RECORD EXTRACTS —
——————————

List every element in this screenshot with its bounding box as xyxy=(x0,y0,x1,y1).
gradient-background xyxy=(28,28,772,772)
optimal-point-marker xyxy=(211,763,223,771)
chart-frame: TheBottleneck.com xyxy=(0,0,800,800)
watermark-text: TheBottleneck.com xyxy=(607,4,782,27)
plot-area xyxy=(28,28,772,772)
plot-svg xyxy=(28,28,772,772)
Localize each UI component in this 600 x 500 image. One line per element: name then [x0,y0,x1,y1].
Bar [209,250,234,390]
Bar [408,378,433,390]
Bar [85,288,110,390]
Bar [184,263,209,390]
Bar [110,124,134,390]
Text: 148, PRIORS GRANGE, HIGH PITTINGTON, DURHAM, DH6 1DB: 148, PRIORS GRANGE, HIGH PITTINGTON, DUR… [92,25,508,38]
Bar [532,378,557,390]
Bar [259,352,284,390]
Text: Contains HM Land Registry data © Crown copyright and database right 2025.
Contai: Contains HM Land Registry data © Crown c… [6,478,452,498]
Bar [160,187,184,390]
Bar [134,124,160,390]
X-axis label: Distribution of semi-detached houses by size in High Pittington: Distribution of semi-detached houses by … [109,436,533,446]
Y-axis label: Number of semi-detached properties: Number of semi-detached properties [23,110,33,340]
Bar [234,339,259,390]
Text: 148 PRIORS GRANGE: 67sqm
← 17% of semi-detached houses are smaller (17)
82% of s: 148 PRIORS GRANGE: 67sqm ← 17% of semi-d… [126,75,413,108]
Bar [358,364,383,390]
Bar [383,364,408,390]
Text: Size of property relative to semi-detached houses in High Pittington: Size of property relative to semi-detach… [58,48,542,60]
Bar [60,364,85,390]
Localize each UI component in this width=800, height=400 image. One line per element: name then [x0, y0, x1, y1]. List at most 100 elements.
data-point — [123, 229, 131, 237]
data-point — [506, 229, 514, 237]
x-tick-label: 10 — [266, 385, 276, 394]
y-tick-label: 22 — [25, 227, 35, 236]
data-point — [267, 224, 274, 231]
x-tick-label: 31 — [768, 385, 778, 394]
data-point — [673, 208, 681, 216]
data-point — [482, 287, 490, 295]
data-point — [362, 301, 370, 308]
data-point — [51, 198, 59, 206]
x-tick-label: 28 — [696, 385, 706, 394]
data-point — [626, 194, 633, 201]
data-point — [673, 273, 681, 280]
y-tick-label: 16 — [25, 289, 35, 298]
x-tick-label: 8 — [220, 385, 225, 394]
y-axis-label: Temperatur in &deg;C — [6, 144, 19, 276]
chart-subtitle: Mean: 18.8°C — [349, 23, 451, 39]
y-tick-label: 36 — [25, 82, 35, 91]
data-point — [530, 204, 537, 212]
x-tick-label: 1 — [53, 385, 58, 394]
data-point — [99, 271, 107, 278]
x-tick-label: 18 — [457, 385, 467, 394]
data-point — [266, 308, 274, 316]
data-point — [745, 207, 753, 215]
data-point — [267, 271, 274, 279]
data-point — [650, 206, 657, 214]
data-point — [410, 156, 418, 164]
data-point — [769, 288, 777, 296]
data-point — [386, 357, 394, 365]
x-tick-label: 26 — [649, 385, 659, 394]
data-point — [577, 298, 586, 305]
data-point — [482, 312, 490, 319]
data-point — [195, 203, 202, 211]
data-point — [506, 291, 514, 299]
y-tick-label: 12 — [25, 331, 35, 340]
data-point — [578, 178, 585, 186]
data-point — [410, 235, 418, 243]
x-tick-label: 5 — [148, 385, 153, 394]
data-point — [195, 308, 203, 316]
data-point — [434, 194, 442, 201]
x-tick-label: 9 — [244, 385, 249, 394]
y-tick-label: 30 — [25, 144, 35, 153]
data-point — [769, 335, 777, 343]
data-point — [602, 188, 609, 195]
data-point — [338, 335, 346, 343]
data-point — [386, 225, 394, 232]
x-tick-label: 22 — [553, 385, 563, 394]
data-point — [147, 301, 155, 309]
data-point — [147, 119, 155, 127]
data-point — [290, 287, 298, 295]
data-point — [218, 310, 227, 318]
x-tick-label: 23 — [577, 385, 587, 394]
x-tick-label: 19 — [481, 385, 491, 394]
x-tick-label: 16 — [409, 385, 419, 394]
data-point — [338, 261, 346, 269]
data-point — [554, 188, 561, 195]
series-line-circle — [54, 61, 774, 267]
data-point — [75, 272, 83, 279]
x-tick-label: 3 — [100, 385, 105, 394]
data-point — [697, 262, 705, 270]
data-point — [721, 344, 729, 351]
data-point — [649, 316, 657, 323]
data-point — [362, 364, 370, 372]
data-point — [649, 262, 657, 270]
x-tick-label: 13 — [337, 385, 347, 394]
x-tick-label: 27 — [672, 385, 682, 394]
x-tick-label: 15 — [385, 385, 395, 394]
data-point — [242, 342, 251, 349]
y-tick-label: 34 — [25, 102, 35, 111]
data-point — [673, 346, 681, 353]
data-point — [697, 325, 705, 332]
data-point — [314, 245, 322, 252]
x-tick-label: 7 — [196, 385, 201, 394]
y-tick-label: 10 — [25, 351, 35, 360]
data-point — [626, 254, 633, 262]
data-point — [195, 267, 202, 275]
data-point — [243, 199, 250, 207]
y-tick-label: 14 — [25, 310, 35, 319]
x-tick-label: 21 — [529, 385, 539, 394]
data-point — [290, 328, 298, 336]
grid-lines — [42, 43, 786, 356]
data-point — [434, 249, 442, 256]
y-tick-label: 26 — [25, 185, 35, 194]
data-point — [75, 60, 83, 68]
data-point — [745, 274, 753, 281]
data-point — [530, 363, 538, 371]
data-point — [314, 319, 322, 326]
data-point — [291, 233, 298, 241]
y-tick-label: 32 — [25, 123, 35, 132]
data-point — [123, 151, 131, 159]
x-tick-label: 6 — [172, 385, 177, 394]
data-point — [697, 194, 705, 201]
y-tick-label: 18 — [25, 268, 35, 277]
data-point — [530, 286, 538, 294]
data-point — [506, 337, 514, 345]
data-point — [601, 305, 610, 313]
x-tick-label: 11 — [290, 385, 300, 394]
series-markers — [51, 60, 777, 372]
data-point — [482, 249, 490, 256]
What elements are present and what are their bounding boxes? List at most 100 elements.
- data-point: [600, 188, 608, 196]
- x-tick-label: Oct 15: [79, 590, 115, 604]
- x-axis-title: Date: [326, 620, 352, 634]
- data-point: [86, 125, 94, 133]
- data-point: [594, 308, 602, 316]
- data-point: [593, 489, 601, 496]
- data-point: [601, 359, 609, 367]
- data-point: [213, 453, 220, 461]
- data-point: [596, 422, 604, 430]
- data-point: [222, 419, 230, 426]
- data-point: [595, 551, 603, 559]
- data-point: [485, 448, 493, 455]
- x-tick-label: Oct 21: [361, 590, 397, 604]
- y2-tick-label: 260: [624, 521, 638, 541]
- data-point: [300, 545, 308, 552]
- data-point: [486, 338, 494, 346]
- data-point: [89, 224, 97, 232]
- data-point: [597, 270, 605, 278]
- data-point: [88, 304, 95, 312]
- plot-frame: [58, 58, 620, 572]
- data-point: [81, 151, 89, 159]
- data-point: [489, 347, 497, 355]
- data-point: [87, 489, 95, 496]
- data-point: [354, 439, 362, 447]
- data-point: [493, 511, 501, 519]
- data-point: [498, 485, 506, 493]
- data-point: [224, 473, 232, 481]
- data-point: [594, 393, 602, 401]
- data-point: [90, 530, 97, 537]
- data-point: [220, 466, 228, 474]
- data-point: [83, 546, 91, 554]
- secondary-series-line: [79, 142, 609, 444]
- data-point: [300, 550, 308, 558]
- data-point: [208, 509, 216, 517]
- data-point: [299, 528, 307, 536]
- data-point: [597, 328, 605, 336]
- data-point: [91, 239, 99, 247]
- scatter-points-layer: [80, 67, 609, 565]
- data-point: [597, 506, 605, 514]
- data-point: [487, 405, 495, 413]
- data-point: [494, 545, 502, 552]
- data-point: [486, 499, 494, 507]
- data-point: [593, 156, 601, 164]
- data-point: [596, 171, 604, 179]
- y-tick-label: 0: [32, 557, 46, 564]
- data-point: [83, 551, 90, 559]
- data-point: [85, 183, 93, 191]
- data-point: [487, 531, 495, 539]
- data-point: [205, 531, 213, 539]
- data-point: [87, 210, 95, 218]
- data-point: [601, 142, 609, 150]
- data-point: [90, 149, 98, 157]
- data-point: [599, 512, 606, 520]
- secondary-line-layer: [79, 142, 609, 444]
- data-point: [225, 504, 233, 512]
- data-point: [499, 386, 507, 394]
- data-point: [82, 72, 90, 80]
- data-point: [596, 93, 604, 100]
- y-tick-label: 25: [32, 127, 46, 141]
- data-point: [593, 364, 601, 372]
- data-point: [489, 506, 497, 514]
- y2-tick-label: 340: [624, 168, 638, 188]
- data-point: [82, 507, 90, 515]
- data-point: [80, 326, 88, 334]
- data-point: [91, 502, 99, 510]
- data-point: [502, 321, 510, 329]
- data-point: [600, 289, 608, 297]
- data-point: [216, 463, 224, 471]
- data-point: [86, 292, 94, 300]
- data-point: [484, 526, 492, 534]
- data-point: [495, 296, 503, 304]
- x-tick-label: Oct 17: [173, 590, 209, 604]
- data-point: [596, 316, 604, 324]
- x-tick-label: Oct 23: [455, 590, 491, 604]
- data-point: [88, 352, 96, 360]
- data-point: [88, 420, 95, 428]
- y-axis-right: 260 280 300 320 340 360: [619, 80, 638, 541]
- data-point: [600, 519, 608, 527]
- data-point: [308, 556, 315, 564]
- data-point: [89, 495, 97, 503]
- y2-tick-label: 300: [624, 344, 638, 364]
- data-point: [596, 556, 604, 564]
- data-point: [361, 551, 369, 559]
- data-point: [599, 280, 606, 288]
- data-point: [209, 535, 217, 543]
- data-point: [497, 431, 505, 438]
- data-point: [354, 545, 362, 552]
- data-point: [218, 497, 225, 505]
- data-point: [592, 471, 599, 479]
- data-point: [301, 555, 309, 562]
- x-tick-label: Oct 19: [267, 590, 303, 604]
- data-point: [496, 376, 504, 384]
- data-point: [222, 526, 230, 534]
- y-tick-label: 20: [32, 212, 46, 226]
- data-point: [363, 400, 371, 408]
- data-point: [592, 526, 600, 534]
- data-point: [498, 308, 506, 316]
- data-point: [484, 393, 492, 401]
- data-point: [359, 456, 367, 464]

——————————

REQUIRED WORK — Could you rewrite the records from the first line through the line containing "plot-area xyxy=(28,28,772,772)", changing "watermark-text" to "watermark-label" and leaving everything else as it is?

WRITTEN SOLUTION —
List every element in this screenshot with its bounding box as xyxy=(x0,y0,x1,y1).
gradient-background xyxy=(28,28,772,772)
optimal-point-marker xyxy=(211,763,223,771)
chart-frame: TheBottleneck.com xyxy=(0,0,800,800)
watermark-label: TheBottleneck.com xyxy=(607,4,782,27)
plot-area xyxy=(28,28,772,772)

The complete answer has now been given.